** Records from a dataset **
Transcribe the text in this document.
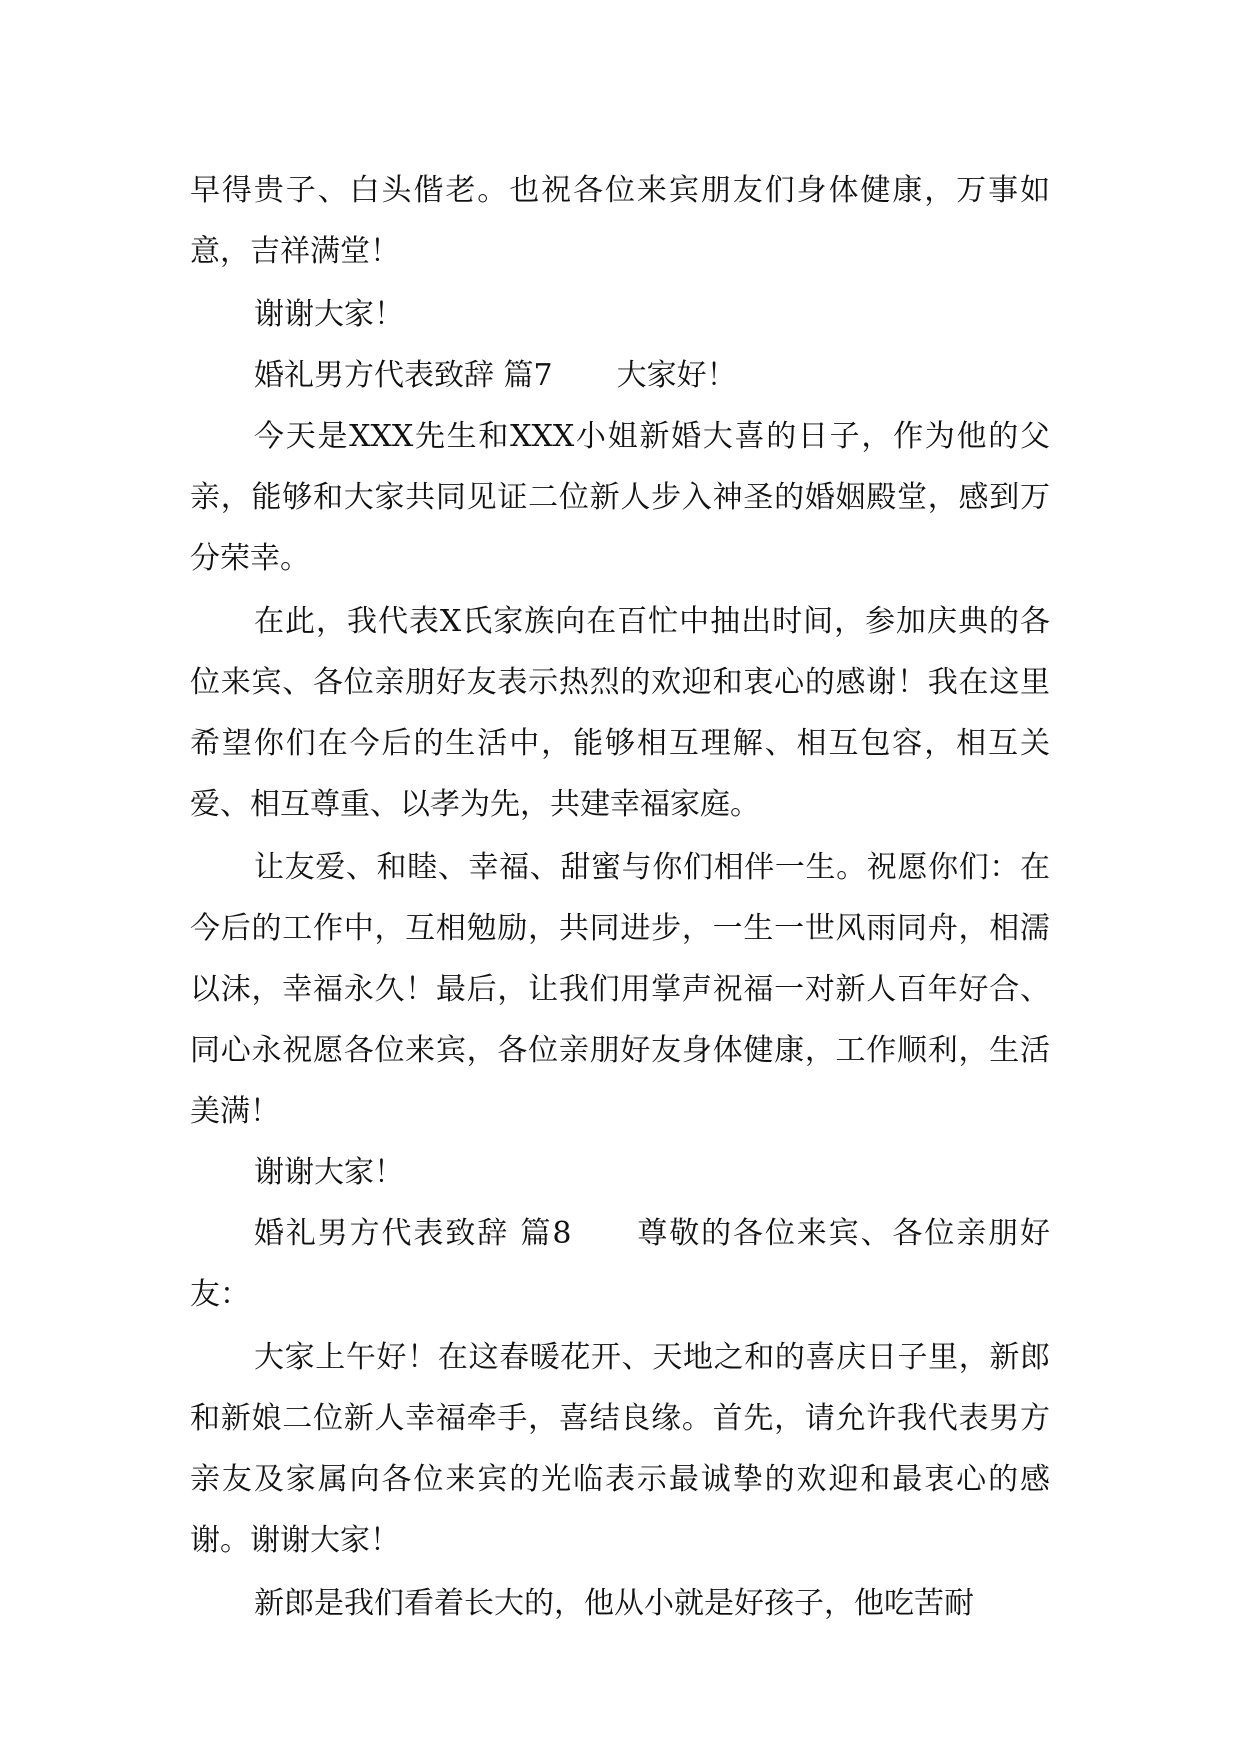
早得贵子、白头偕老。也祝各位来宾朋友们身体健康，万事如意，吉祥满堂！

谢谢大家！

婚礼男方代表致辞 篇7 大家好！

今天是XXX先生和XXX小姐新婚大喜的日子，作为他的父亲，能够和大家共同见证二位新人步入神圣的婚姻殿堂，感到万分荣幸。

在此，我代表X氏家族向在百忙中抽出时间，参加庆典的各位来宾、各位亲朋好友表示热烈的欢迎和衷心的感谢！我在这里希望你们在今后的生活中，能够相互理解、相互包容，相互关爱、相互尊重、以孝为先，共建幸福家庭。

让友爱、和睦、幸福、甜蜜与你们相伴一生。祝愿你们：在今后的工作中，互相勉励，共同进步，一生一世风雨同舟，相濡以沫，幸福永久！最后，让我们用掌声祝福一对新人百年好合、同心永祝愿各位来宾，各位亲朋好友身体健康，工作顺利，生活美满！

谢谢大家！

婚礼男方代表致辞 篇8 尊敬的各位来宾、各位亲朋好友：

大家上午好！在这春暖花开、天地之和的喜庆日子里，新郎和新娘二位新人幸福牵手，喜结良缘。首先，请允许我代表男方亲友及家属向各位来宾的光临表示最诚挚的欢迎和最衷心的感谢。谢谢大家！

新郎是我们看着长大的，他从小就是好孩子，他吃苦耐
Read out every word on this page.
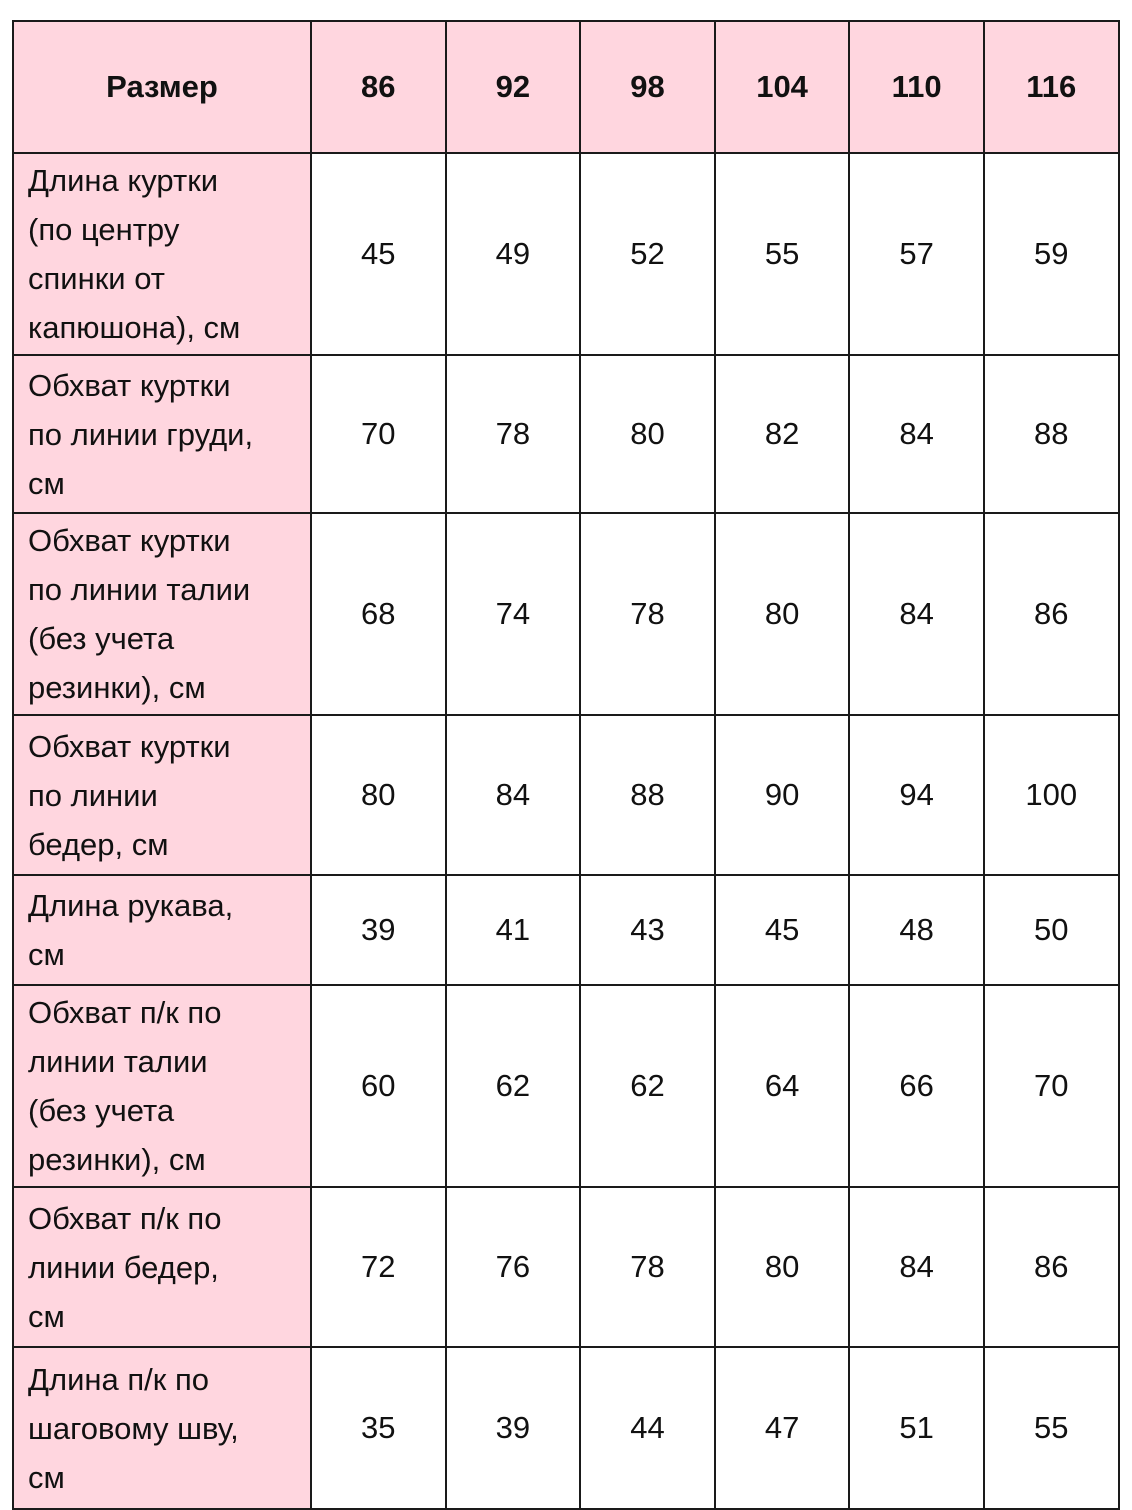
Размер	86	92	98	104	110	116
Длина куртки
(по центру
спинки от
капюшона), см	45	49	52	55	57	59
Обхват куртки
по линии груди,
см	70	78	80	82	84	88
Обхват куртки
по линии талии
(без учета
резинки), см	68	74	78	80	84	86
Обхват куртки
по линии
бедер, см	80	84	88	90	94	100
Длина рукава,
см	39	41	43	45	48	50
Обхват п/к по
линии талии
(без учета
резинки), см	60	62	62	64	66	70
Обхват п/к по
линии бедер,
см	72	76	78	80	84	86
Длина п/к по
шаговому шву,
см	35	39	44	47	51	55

** INSTRUCTION **
Copy the entries exactly. Leave out the images.

** WRITTEN REPLY **
Transcribe the text in this document.
早得贵子、白头偕老。也祝各位来宾朋友们身体健康，万事如意，吉祥满堂！

谢谢大家！

婚礼男方代表致辞 篇7 大家好！

今天是XXX先生和XXX小姐新婚大喜的日子，作为他的父亲，能够和大家共同见证二位新人步入神圣的婚姻殿堂，感到万分荣幸。

在此，我代表X氏家族向在百忙中抽出时间，参加庆典的各位来宾、各位亲朋好友表示热烈的欢迎和衷心的感谢！我在这里希望你们在今后的生活中，能够相互理解、相互包容，相互关爱、相互尊重、以孝为先，共建幸福家庭。

让友爱、和睦、幸福、甜蜜与你们相伴一生。祝愿你们：在今后的工作中，互相勉励，共同进步，一生一世风雨同舟，相濡以沫，幸福永久！最后，让我们用掌声祝福一对新人百年好合、同心永祝愿各位来宾，各位亲朋好友身体健康，工作顺利，生活美满！

谢谢大家！

婚礼男方代表致辞 篇8 尊敬的各位来宾、各位亲朋好友：

大家上午好！在这春暖花开、天地之和的喜庆日子里，新郎和新娘二位新人幸福牵手，喜结良缘。首先，请允许我代表男方亲友及家属向各位来宾的光临表示最诚挚的欢迎和最衷心的感谢。谢谢大家！

新郎是我们看着长大的，他从小就是好孩子，他吃苦耐
Read out every word on this page.
Размер	86	92	98	104	110	116
Длина куртки
(по центру
спинки от
капюшона), см	45	49	52	55	57	59
Обхват куртки
по линии груди,
см	70	78	80	82	84	88
Обхват куртки
по линии талии
(без учета
резинки), см	68	74	78	80	84	86
Обхват куртки
по линии
бедер, см	80	84	88	90	94	100
Длина рукава,
см	39	41	43	45	48	50
Обхват п/к по
линии талии
(без учета
резинки), см	60	62	62	64	66	70
Обхват п/к по
линии бедер,
см	72	76	78	80	84	86
Длина п/к по
шаговому шву,
см	35	39	44	47	51	55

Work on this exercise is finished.